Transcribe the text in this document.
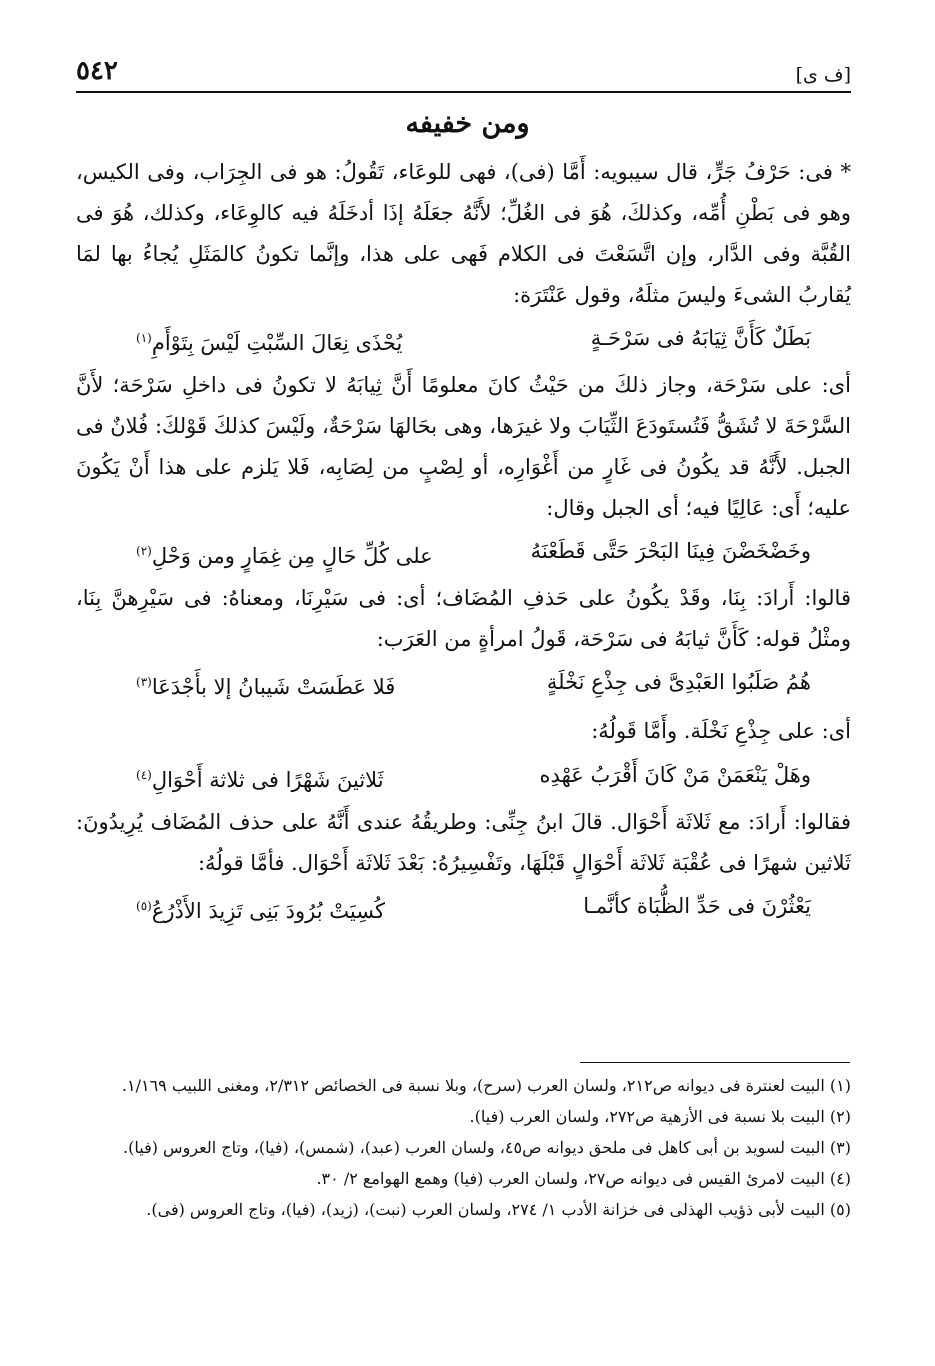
٥٤٢	[ف ى]
ومن خفيفه
* فى: حَرْفُ جَرٍّ، قال سيبويه: أَمَّا (فى)، فهى للوعَاء، تَقُولُ: هو فى الجِرَاب، وفى الكيس، وهو فى بَطْنِ أُمِّه، وكذلكَ، هُوَ فى الغُلِّ؛ لأَنَّهُ جعَلَهُ إذَا أدخَلَهُ فيه كالوِعَاء، وكذلك، هُوَ فى القُبَّة وفى الدَّار، وإن اتَّسَعْتَ فى الكلام فَهى على هذا، وإنَّما تكونُ كالمَثَلِ يُجاءُ بها لمَا يُقاربُ الشىءَ وليسَ مثلَهُ، وقول عَنْتَرَة:
بَطَلٌ كَأَنَّ ثِيَابَهُ فى سَرْحَـةٍ
يُحْذَى نِعَالَ السِّبْتِ لَيْسَ بِتَوْأَمِ$^{(١)}$
أى: على سَرْحَة، وجاز ذلكَ من حَيْثُ كانَ معلومًا أَنَّ ثِيابَهُ لا تكونُ فى داخلِ سَرْحَة؛ لأَنَّ السَّرْحَةَ لا تُشَقُّ فَتُستَودَعَ الثِّيَابَ ولا غيرَها، وهى بحَالهَا سَرْحَةٌ، ولَيْسَ كذلكَ قَوْلكَ: فُلانٌ فى الجبل. لأَنَّهُ قد يكُونُ فى غَارٍ من أَغْوَارِه، أو لِصْبٍ من لِصَابِه، فَلا يَلزم على هذا أَنْ يَكُونَ عليه؛ أَى: عَالِيًا فيه؛ أى الجبل وقال:
وخَضْخَضْنَ فِينَا البَحْرَ حَتَّى قَطَعْنَهُ
على كُلِّ حَالٍ مِن غِمَارٍ ومن وَحْلِ$^{(٢)}$
قالوا: أَرادَ: بِنَا، وقَدْ يكُونُ على حَذفِ المُضَاف؛ أى: فى سَيْرِنَا، ومعناهُ: فى سَيْرِهنَّ بِنَا، ومثْلُ قوله: كَأَنَّ ثيابَهُ فى سَرْحَة، قَولُ امرأةٍ من العَرَب:
هُمُ صَلَبُوا العَبْدِىَّ فى جِذْعِ نَخْلَةٍ
فَلا عَطَسَتْ شَيبانُ إلا بأَجْدَعَا$^{(٣)}$
أى: على جِذْعِ نَخْلَة. وأَمَّا قَولُهُ:
وهَلْ يَنْعَمَنْ مَنْ كَانَ أَقْرَبُ عَهْدِه
ثَلاثينَ شَهْرًا فى ثلاثة أَحْوَالِ$^{(٤)}$
فقالوا: أَرادَ: مع ثَلاثَة أَحْوَال. قالَ ابنُ جِنِّى: وطريقُهُ عندى أَنَّهُ على حذف المُضَاف يُرِيدُونَ: ثَلاثين شهرًا فى عُقْبَة ثَلاثَة أَحْوَالٍ قَبْلَهَا، وتَفْسِيرُهُ: بَعْدَ ثَلاثَة أَحْوَال. فأمَّا قولُهُ:
يَعْثُرْنَ فى حَدِّ الظُّبَاة كأنَّمـا
كُسِيَتْ بُرُودَ بَنِى تَزِيدَ الأَذْرُعُ$^{(٥)}$
(١) البيت لعنترة فى ديوانه ص٢١٢، ولسان العرب (سرح)، وبلا نسبة فى الخصائص ٢/٣١٢، ومغنى اللبيب ١/١٦٩.
(٢) البيت بلا نسبة فى الأزهية ص٢٧٢، ولسان العرب (فيا).
(٣) البيت لسويد بن أبى كاهل فى ملحق ديوانه ص٤٥، ولسان العرب (عبد)، (شمس)، (فيا)، وتاج العروس (فيا).
(٤) البيت لامرئ القيس فى ديوانه ص٢٧، ولسان العرب (فيا) وهمع الهوامع ٢/ ٣٠.
(٥) البيت لأبى ذؤيب الهذلى فى خزانة الأدب ١/ ٢٧٤، ولسان العرب (نبت)، (زيد)، (فيا)، وتاج العروس (فى).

*To be done*
All of the records need repeating exactly, except for the pictures.

*Completed exercise*
Transcribe the text in this document.
٥٤٢	[ف ى]
ومن خفيفه
* فى: حَرْفُ جَرٍّ، قال سيبويه: أَمَّا (فى)، فهى للوعَاء، تَقُولُ: هو فى الجِرَاب، وفى الكيس، وهو فى بَطْنِ أُمِّه، وكذلكَ، هُوَ فى الغُلِّ؛ لأَنَّهُ جعَلَهُ إذَا أدخَلَهُ فيه كالوِعَاء، وكذلك، هُوَ فى القُبَّة وفى الدَّار، وإن اتَّسَعْتَ فى الكلام فَهى على هذا، وإنَّما تكونُ كالمَثَلِ يُجاءُ بها لمَا يُقاربُ الشىءَ وليسَ مثلَهُ، وقول عَنْتَرَة:
بَطَلٌ كَأَنَّ ثِيَابَهُ فى سَرْحَـةٍ
يُحْذَى نِعَالَ السِّبْتِ لَيْسَ بِتَوْأَمِ$^{(١)}$
أى: على سَرْحَة، وجاز ذلكَ من حَيْثُ كانَ معلومًا أَنَّ ثِيابَهُ لا تكونُ فى داخلِ سَرْحَة؛ لأَنَّ السَّرْحَةَ لا تُشَقُّ فَتُستَودَعَ الثِّيَابَ ولا غيرَها، وهى بحَالهَا سَرْحَةٌ، ولَيْسَ كذلكَ قَوْلكَ: فُلانٌ فى الجبل. لأَنَّهُ قد يكُونُ فى غَارٍ من أَغْوَارِه، أو لِصْبٍ من لِصَابِه، فَلا يَلزم على هذا أَنْ يَكُونَ عليه؛ أَى: عَالِيًا فيه؛ أى الجبل وقال:
وخَضْخَضْنَ فِينَا البَحْرَ حَتَّى قَطَعْنَهُ
على كُلِّ حَالٍ مِن غِمَارٍ ومن وَحْلِ$^{(٢)}$
قالوا: أَرادَ: بِنَا، وقَدْ يكُونُ على حَذفِ المُضَاف؛ أى: فى سَيْرِنَا، ومعناهُ: فى سَيْرِهنَّ بِنَا، ومثْلُ قوله: كَأَنَّ ثيابَهُ فى سَرْحَة، قَولُ امرأةٍ من العَرَب:
هُمُ صَلَبُوا العَبْدِىَّ فى جِذْعِ نَخْلَةٍ
فَلا عَطَسَتْ شَيبانُ إلا بأَجْدَعَا$^{(٣)}$
أى: على جِذْعِ نَخْلَة. وأَمَّا قَولُهُ:
وهَلْ يَنْعَمَنْ مَنْ كَانَ أَقْرَبُ عَهْدِه
ثَلاثينَ شَهْرًا فى ثلاثة أَحْوَالِ$^{(٤)}$
فقالوا: أَرادَ: مع ثَلاثَة أَحْوَال. قالَ ابنُ جِنِّى: وطريقُهُ عندى أَنَّهُ على حذف المُضَاف يُرِيدُونَ: ثَلاثين شهرًا فى عُقْبَة ثَلاثَة أَحْوَالٍ قَبْلَهَا، وتَفْسِيرُهُ: بَعْدَ ثَلاثَة أَحْوَال. فأمَّا قولُهُ:
يَعْثُرْنَ فى حَدِّ الظُّبَاة كأنَّمـا
كُسِيَتْ بُرُودَ بَنِى تَزِيدَ الأَذْرُعُ$^{(٥)}$
(١) البيت لعنترة فى ديوانه ص٢١٢، ولسان العرب (سرح)، وبلا نسبة فى الخصائص ٢/٣١٢، ومغنى اللبيب ١/١٦٩.
(٢) البيت بلا نسبة فى الأزهية ص٢٧٢، ولسان العرب (فيا).
(٣) البيت لسويد بن أبى كاهل فى ملحق ديوانه ص٤٥، ولسان العرب (عبد)، (شمس)، (فيا)، وتاج العروس (فيا).
(٤) البيت لامرئ القيس فى ديوانه ص٢٧، ولسان العرب (فيا) وهمع الهوامع ٢/ ٣٠.
(٥) البيت لأبى ذؤيب الهذلى فى خزانة الأدب ١/ ٢٧٤، ولسان العرب (نبت)، (زيد)، (فيا)، وتاج العروس (فى).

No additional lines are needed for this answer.